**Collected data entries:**
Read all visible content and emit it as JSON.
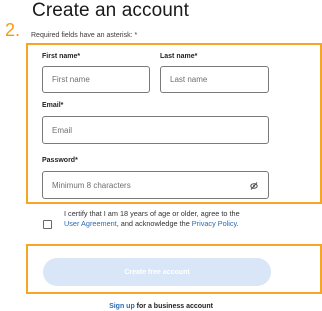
{
  "header": {
    "title": "Create an account",
    "step_number": "2.",
    "required_note": "Required fields have an asterisk: *"
  },
  "form": {
    "first_name": {
      "label": "First name*",
      "placeholder": "First name"
    },
    "last_name": {
      "label": "Last name*",
      "placeholder": "Last name"
    },
    "email": {
      "label": "Email*",
      "placeholder": "Email"
    },
    "password": {
      "label": "Password*",
      "placeholder": "Minimum 8 characters"
    }
  },
  "terms": {
    "line1": "I certify that I am 18 years of age or older, agree to the",
    "user_agreement": "User Agreement",
    "middle": ", and acknowledge the ",
    "privacy_policy": "Privacy Policy",
    "end": "."
  },
  "actions": {
    "create_button": "Create free account",
    "signup_link": "Sign up",
    "signup_suffix": " for a business account"
  },
  "colors": {
    "highlight": "#f6a623",
    "link": "#2b6bb3",
    "button_bg_disabled": "#d9e6f7"
  },
  "icons": {
    "password_toggle": "eye-slash-icon"
  }
}
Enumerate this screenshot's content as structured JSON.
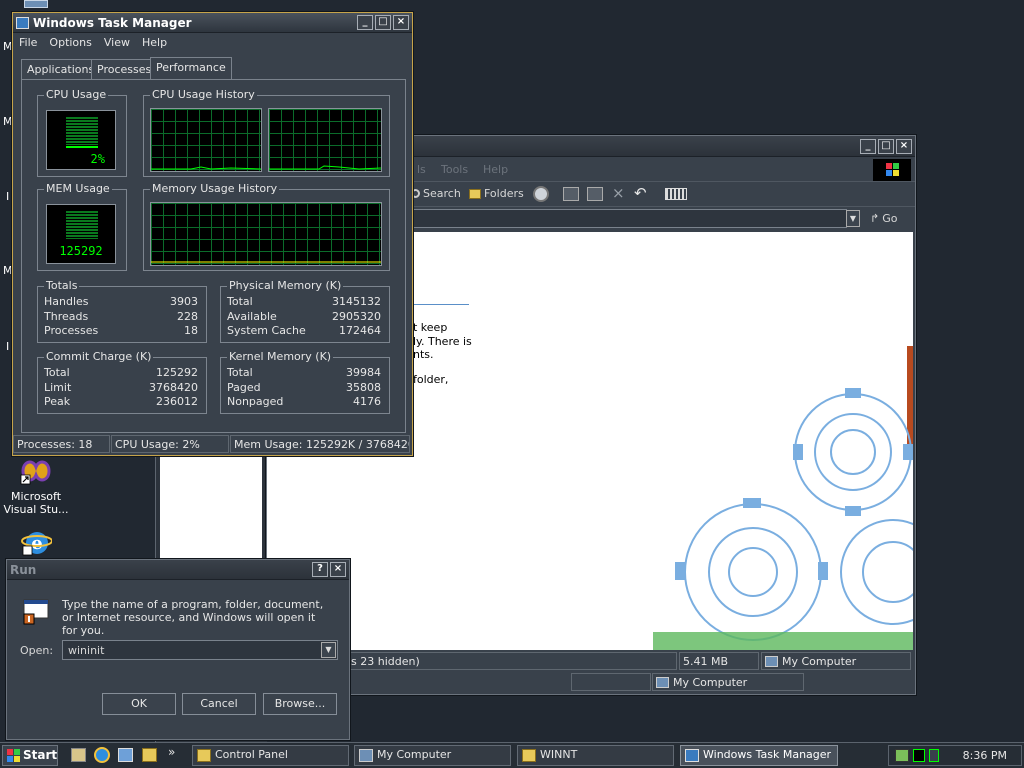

**What you have to do:** Exactly how many lines contain "placeholder"? State the number and nothing else.

**Right answer:** 4